> [FRAGMENTO DEL TEXTO]
━━━━━━━━━━━━━━━━

El evangelio del Santo Emprendimiento, que es una de las religiones menores de nuestros días, donde el único dios verdadero continúa siendo el oro del becerro bíblico, incluye entre su decálogo de mandamientos principales la obligación de hacer una profesión de fe expresa en favor de eso que en inglés se denomina networking y los periodistas toda la vida hemos llamado la agenda. O sea, los contactos. En la vida moderna, y sospechamos que también pasaba en la antigua, no basta con hacer cosas. Es necesario conocer gente. Mucha gente. Y, a ser posible, que sea gente dispuesta a pagar por nuestros servicios, productos, tiempo y alma, dependiendo de cuáles sean sus necesidades y nuestro grado de entrega.

La epidemia de coaching corporativo que hace unos años llegó a las empresas indígenas recomendaba a los profesionales supuestamente modélicos ser positivos, abiertos de mente, flexibles en cualquier contexto y estar dispuestos a “vivir en primera persona la aventura de fundar y administrar una empresa”. No diremos que no sea algo emocionante, sobre todo a la hora de cerrar las facturas descontando sin misericordia los gastos fiscales y acordándose de la amnistía tributaria de Montoro, anulada esta misma semana por el Constitucional, pero quienes presentan el ejercicio empresarial como un apasionante viaje hacia lo desconocido deberían reformular su óptica. Trabajar por cuenta propia en España se parece más al calvario cotidiano de un galeote que a unas plácidas vacaciones en la playa.

━━━━━━━━━━━━━━━━

Una serie de líneas

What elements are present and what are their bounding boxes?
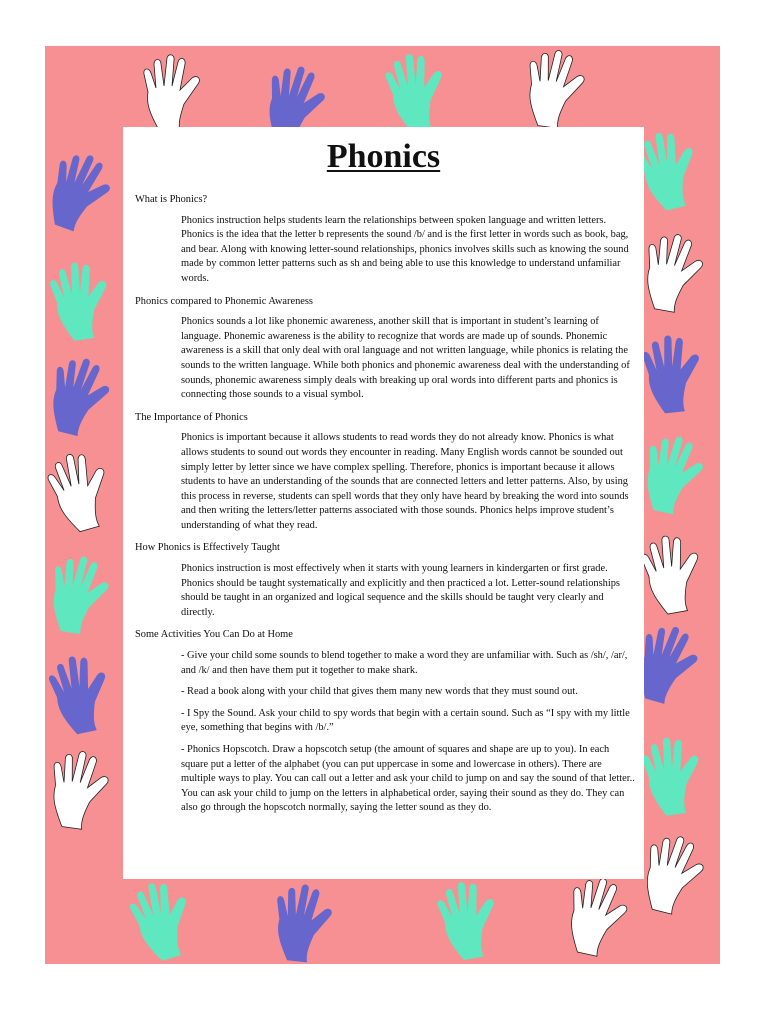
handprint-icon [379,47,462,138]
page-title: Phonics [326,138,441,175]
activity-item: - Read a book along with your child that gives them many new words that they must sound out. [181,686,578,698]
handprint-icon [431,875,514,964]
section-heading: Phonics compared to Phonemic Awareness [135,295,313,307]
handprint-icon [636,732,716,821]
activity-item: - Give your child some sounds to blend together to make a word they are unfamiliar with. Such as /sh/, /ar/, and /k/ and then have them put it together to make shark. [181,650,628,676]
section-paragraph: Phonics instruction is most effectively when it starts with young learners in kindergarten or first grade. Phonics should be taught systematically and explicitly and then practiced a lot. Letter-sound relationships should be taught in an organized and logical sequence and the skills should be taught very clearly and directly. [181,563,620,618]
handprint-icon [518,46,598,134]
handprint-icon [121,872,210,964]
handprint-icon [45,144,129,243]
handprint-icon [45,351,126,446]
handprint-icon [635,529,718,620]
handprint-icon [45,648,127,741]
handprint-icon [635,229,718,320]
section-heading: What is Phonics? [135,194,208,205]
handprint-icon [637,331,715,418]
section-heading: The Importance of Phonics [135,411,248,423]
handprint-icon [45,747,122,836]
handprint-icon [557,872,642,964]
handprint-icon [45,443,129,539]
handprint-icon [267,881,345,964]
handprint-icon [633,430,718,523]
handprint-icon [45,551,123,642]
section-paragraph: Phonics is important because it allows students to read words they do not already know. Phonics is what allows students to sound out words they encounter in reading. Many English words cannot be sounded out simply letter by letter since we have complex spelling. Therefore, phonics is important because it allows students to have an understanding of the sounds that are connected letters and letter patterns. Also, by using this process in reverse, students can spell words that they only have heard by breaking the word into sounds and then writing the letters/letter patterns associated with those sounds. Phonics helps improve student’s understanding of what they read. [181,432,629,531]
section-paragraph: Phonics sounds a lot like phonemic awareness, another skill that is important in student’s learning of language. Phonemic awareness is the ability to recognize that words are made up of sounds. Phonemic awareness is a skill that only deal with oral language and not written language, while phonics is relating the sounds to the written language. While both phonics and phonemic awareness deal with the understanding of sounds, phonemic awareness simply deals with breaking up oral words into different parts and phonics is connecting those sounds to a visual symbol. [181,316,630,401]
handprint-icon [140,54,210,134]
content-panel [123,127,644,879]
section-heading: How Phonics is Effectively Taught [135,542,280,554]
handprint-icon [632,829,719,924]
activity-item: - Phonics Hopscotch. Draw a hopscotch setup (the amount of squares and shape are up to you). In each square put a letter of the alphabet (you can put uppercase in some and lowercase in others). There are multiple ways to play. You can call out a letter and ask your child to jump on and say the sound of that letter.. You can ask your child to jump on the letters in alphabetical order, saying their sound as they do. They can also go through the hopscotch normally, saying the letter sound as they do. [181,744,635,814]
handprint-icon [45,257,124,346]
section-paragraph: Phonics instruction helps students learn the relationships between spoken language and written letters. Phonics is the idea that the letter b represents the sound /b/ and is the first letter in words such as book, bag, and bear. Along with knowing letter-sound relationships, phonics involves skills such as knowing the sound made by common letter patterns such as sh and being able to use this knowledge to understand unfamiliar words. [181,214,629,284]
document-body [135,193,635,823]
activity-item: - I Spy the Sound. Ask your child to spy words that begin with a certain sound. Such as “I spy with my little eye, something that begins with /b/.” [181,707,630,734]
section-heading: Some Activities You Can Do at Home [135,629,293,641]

━━━━━━━━━━━━━━━━

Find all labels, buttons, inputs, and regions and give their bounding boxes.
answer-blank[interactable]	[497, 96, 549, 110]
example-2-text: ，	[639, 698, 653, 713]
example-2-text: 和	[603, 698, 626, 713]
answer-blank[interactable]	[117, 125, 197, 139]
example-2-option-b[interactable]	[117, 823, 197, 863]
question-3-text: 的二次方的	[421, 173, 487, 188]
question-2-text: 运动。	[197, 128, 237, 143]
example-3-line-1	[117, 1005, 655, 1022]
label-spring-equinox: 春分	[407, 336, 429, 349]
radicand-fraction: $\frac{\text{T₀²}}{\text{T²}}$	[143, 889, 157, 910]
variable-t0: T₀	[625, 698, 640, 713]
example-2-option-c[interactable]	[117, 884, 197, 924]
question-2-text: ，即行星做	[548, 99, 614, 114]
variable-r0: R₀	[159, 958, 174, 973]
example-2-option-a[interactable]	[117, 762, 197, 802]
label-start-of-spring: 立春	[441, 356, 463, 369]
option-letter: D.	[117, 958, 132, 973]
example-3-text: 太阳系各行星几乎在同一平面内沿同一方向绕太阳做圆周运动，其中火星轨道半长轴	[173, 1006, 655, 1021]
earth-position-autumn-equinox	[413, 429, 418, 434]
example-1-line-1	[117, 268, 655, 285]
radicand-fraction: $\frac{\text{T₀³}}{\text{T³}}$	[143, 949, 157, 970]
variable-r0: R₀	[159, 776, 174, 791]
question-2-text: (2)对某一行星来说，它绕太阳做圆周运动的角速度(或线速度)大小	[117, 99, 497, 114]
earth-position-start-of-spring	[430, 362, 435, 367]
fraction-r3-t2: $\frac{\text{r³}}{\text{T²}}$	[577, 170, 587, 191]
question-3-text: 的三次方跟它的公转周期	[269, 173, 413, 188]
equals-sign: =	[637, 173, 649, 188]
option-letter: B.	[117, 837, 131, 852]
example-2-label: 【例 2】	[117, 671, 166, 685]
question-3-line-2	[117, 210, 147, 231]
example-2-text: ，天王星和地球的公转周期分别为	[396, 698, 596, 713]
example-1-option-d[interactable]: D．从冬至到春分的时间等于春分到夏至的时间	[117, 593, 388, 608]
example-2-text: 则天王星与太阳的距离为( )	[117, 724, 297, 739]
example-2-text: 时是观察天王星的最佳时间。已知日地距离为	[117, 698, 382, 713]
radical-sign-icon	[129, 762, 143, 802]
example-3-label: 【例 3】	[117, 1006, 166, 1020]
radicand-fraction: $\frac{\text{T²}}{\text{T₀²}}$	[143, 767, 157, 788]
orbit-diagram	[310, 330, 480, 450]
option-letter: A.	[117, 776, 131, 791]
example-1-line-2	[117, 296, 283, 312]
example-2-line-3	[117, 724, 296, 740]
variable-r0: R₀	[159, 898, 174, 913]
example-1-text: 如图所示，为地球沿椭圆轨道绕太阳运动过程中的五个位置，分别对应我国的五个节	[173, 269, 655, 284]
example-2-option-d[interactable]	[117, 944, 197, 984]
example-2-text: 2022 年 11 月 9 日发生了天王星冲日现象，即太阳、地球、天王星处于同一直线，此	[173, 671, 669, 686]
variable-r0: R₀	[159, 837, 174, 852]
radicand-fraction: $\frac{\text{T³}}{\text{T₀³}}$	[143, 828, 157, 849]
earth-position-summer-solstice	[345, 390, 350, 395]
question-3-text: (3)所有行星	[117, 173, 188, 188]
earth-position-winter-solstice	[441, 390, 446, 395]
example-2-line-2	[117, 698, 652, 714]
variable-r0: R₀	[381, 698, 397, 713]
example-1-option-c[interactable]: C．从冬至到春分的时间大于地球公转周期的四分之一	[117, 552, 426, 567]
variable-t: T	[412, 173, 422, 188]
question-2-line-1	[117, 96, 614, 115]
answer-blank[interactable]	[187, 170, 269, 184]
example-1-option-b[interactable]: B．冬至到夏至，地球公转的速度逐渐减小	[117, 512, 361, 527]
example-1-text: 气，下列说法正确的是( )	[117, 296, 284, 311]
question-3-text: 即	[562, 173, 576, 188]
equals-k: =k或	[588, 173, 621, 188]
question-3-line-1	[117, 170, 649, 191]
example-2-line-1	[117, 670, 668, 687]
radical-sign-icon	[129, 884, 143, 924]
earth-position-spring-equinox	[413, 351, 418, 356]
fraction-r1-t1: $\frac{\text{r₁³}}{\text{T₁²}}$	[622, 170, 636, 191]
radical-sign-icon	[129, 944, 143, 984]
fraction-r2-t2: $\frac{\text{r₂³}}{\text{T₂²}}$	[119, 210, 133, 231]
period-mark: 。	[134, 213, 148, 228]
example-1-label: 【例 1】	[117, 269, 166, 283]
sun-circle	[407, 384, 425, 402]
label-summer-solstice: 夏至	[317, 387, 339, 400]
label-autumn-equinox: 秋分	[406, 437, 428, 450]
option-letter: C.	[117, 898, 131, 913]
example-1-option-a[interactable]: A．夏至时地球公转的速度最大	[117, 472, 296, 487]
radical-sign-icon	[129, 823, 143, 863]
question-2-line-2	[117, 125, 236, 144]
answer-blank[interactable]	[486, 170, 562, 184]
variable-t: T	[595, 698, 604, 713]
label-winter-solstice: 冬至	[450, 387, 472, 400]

━━━━━━━━━━━━━━━━

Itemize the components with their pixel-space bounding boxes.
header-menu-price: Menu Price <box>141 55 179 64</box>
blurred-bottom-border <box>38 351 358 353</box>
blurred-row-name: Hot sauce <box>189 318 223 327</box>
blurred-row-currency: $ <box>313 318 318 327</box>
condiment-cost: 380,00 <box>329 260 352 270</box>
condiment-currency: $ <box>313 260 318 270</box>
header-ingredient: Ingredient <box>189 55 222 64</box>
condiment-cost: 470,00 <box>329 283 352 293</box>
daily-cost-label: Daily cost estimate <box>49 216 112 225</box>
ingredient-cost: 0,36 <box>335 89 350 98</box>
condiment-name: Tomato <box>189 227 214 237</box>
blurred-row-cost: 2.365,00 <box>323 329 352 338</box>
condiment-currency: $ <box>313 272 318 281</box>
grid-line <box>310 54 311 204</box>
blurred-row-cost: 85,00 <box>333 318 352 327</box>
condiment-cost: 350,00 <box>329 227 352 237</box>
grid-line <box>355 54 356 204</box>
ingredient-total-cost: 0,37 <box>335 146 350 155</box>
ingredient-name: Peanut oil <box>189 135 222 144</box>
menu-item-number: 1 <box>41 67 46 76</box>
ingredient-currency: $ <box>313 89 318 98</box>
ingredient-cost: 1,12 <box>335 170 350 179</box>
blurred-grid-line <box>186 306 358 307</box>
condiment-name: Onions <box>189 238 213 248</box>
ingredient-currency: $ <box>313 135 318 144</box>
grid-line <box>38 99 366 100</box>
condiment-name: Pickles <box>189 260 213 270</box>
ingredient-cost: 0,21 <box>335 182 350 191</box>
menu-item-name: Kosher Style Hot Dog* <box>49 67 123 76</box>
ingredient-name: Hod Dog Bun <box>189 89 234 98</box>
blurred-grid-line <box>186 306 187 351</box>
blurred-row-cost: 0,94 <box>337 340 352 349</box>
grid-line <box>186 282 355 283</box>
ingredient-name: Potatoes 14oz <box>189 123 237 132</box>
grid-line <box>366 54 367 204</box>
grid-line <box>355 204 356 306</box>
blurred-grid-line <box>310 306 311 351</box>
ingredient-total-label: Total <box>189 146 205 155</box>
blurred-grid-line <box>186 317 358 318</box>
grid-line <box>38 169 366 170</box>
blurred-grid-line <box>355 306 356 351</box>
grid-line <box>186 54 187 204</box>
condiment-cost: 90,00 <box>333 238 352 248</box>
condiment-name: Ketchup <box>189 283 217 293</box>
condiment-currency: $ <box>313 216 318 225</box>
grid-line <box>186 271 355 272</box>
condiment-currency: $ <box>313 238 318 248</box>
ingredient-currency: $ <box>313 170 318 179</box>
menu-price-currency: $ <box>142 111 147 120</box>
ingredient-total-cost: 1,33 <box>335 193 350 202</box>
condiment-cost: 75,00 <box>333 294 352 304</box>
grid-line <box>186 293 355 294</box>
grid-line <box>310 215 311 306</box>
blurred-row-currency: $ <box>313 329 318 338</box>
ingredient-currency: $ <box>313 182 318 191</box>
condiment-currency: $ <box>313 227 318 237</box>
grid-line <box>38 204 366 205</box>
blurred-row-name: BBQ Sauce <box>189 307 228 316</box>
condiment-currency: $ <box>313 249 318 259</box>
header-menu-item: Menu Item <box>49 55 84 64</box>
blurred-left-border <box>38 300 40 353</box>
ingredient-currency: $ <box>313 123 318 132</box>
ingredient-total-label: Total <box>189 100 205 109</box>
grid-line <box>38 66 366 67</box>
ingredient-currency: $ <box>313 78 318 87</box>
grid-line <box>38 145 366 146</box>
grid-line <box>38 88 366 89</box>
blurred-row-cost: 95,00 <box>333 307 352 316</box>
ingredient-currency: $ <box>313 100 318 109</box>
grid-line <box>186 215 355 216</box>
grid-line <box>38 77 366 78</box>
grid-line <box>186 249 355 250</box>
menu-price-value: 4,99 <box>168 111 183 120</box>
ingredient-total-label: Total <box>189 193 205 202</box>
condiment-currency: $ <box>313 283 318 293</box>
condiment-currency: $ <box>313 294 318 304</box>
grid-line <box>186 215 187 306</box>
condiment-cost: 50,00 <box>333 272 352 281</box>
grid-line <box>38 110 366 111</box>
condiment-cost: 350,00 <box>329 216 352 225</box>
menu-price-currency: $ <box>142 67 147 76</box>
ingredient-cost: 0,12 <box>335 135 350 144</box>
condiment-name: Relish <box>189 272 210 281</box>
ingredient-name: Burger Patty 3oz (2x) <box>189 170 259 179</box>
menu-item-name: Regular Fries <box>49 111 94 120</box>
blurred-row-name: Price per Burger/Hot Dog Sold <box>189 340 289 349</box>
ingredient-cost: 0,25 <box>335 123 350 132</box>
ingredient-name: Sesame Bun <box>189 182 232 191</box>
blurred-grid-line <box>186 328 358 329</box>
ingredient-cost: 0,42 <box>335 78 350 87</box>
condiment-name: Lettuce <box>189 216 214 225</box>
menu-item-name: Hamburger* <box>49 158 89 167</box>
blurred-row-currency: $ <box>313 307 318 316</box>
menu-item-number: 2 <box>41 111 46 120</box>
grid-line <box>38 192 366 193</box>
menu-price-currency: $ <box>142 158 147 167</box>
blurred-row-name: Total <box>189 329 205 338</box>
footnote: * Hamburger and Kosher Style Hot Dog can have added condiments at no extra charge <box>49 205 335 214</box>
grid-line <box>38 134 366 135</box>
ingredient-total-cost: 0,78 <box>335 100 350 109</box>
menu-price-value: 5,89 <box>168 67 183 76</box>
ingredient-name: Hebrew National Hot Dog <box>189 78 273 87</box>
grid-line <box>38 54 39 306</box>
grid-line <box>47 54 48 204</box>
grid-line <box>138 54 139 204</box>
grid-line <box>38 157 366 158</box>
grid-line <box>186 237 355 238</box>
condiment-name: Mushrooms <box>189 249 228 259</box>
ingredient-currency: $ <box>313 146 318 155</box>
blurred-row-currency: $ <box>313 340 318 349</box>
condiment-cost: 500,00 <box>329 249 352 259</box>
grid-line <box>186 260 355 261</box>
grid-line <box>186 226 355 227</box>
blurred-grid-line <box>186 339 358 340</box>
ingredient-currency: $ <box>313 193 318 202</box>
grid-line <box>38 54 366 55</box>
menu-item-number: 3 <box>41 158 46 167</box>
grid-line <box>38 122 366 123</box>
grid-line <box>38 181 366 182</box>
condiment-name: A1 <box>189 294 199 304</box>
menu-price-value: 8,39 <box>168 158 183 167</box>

━━━━━━━━━━━━━━━━

> [CONSIGNA 1]
En el texto sobre el emprendimiento, ¿cómo han llamado siempre los periodistas a lo que en inglés se denomina networking?
> [CONSIGNA 2]
Prosigue el texto sobre el emprendimiento a partir de donde termina.

> [RESPUESTA DEL EJERCICIO 1]
La agenda, es decir, los contactos.

> [RESPUESTA DEL EJERCICIO 2]
Las redes sociales analógicas, que son las de siempre, la familia y los amigos, son la vía casi única que tienen los jóvenes para encontrar empleo y prosperar. El enchufe aquí es la única ley exacta

Según un estudio del INE, las redes sociales analógicas, que son las de siempre, la familia y los amigos, son la vía casi única que tienen los jóvenes para encontrar empleo y prosperar. El enchufe aquí es la única ley exacta. Ni el antiguo INEM --ahora llamado Sepes-- ni los servicios autonómicos de empleo, ni por supuesto tampoco la agencias privadas que intermedian en el mercado laboral desde su famosa liberalización, sirven de mucho. Apenas gestionan una ínfima parte de las ofertas laborales: entre un 2% y un 3%. Los políticos deberían cerrarlas y ahorrarnos su coste. Según Adecco, que se dedica al asunto, sólo dos de cada diez empleos se publican a través de los cauces públicos, incluido internet. El 80% restante forma lo que los expertos denominan el mercado de trabajo oculto. Aquel que no está abierto a la competencia, sino restringido a los cauces sociales habituales. En España quien no tiene contactos cualificados, ni familia, ni amigos relevantes probablemente tampoco tenga empleo. Ni siquiera bajo esa forma moderna de trabajo que toda la vida ha consistido en las chapuzas.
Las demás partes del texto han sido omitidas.